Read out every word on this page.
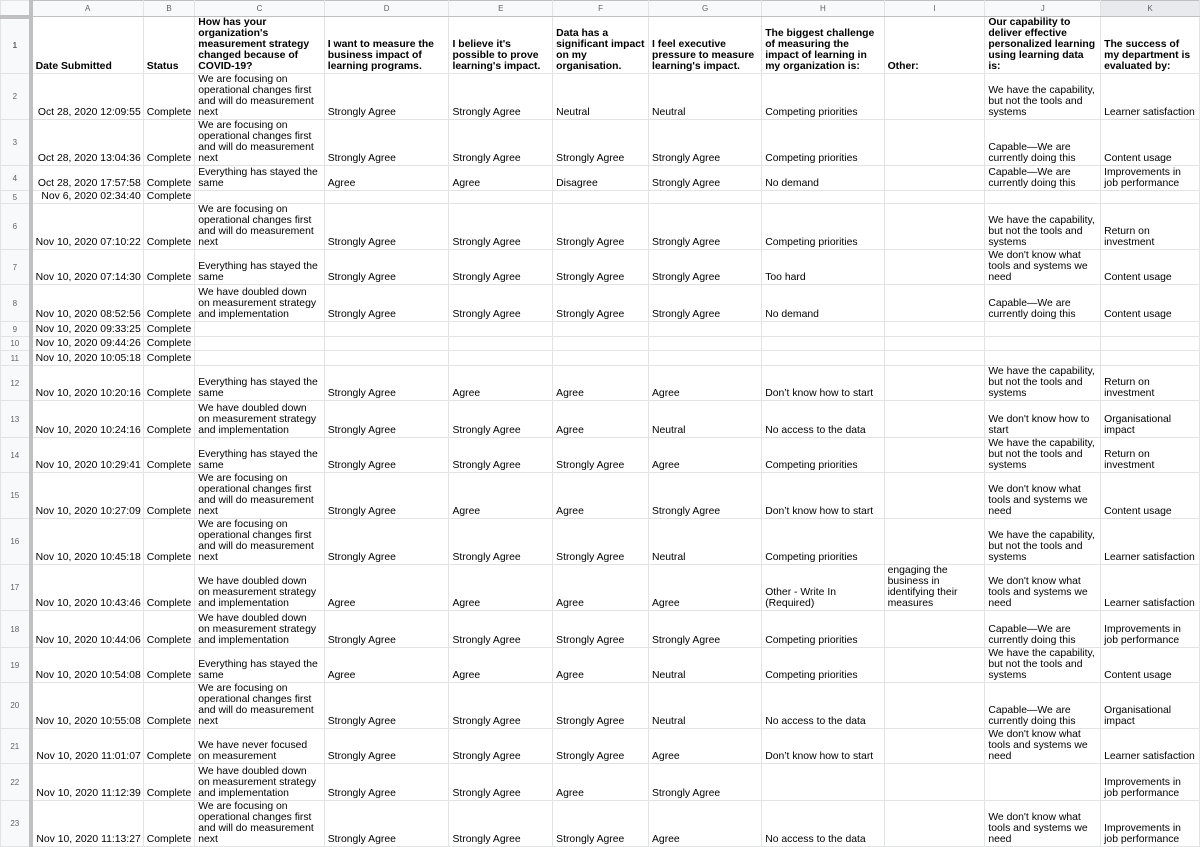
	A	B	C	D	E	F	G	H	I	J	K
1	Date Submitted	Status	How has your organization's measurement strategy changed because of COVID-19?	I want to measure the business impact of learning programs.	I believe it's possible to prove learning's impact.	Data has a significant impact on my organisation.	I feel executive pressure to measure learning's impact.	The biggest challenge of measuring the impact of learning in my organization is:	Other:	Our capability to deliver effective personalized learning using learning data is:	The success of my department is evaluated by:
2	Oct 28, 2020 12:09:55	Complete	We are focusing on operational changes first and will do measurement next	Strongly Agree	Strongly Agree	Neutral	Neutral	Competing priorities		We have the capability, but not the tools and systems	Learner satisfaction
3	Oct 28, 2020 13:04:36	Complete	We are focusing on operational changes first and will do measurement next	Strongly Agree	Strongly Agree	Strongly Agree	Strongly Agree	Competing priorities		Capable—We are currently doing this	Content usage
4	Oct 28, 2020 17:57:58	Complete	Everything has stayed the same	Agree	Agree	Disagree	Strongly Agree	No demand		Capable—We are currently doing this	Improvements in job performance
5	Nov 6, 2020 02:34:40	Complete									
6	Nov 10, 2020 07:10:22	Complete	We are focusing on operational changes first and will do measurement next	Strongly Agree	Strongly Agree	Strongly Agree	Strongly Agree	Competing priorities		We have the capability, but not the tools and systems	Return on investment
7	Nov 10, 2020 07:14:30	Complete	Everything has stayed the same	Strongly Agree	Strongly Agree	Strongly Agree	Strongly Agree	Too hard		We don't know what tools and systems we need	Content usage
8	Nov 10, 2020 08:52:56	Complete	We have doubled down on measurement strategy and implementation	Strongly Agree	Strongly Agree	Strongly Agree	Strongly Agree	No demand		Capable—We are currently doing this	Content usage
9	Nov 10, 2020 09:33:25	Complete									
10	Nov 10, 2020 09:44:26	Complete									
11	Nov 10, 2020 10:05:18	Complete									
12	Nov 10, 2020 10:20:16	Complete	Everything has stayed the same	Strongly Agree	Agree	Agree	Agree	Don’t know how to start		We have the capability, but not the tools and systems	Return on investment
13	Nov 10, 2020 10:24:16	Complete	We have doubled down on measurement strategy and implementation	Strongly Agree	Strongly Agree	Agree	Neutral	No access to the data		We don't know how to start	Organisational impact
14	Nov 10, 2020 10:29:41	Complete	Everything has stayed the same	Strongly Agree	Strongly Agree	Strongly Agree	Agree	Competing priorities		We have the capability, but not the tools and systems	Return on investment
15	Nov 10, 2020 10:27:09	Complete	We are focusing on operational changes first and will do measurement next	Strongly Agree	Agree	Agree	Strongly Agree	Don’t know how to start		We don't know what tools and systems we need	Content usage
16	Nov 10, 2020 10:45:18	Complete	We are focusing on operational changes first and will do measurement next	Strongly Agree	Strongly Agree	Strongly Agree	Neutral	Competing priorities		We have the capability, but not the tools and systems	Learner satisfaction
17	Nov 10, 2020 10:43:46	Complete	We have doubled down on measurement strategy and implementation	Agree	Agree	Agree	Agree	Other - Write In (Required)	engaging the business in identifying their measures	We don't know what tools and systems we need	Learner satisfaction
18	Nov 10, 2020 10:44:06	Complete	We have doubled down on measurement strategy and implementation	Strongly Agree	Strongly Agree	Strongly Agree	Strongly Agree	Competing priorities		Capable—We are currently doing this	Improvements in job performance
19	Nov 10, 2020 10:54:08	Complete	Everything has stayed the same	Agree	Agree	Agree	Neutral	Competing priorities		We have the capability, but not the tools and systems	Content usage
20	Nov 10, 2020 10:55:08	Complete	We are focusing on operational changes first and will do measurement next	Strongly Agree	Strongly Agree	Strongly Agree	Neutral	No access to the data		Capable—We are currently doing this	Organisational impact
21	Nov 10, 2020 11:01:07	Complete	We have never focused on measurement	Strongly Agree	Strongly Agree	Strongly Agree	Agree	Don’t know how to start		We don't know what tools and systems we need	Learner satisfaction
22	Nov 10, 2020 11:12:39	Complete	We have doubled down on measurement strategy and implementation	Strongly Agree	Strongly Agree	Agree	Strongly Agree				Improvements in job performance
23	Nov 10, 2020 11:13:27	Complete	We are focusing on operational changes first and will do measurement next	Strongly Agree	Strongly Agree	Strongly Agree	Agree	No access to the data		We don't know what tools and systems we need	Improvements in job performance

====================

__Stated exercise__
Return only the number of lines in the data that contain "demand".

__The completed task__
2